Given exercise ->
Report how many lines hold the word "text"; answer with the number alone.

Data listing:
+-------+

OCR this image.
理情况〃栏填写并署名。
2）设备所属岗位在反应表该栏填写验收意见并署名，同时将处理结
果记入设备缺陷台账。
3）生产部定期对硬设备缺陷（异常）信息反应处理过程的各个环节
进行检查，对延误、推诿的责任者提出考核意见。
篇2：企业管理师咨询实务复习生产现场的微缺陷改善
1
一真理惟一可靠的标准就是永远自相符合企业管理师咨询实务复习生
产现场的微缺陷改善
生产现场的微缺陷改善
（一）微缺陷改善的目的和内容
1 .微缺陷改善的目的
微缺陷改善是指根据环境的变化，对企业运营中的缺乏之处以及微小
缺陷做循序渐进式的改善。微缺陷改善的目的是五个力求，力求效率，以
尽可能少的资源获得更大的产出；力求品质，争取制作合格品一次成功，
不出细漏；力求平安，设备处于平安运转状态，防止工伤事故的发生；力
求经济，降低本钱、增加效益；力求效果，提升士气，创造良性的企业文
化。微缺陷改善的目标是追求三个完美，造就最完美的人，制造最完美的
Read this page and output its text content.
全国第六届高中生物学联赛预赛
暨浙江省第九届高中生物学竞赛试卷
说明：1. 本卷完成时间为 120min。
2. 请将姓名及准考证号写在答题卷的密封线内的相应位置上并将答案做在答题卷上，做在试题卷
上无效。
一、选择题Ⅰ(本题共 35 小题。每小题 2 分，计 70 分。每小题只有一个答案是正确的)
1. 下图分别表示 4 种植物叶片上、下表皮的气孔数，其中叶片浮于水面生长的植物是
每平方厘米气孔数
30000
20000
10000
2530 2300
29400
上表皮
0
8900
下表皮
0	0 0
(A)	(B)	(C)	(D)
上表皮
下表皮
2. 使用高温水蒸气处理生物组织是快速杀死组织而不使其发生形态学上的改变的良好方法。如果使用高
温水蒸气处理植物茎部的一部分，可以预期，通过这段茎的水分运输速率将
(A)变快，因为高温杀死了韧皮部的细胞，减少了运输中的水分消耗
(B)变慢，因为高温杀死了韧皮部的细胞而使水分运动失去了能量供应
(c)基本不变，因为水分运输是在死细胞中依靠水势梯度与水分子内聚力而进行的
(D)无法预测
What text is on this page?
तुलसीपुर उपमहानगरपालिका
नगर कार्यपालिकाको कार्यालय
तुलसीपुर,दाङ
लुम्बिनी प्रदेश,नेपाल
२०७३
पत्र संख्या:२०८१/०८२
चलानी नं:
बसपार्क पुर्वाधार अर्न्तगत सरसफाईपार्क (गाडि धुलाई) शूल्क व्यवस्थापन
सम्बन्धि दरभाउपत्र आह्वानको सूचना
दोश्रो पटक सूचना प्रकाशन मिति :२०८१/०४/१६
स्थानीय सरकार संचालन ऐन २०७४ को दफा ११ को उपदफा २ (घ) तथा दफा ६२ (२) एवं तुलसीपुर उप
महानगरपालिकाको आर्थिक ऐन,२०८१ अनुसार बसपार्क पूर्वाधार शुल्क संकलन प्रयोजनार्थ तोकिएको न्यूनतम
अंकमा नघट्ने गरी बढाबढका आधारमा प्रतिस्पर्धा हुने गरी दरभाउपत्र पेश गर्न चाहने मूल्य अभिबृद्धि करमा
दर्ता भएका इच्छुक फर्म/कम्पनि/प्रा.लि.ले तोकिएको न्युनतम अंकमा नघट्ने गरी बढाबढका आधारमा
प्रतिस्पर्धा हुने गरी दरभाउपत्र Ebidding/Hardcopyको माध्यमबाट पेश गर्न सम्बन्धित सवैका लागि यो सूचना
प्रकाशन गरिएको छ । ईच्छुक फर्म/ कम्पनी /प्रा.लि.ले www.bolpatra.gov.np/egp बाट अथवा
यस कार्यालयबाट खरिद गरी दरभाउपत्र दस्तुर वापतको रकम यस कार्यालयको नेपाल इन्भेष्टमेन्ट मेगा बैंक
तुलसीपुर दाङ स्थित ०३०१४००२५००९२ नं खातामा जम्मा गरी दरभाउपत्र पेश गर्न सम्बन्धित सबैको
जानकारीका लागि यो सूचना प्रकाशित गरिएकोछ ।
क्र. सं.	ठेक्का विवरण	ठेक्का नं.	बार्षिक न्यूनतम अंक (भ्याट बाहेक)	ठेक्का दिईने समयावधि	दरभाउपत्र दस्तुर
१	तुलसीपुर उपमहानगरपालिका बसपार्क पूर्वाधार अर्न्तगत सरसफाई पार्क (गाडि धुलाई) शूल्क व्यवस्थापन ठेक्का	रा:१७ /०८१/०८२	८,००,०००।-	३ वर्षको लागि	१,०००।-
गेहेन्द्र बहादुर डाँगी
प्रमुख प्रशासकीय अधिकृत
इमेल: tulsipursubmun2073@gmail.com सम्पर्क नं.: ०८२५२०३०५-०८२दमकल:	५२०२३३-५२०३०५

+-------+

Result for this task ->
2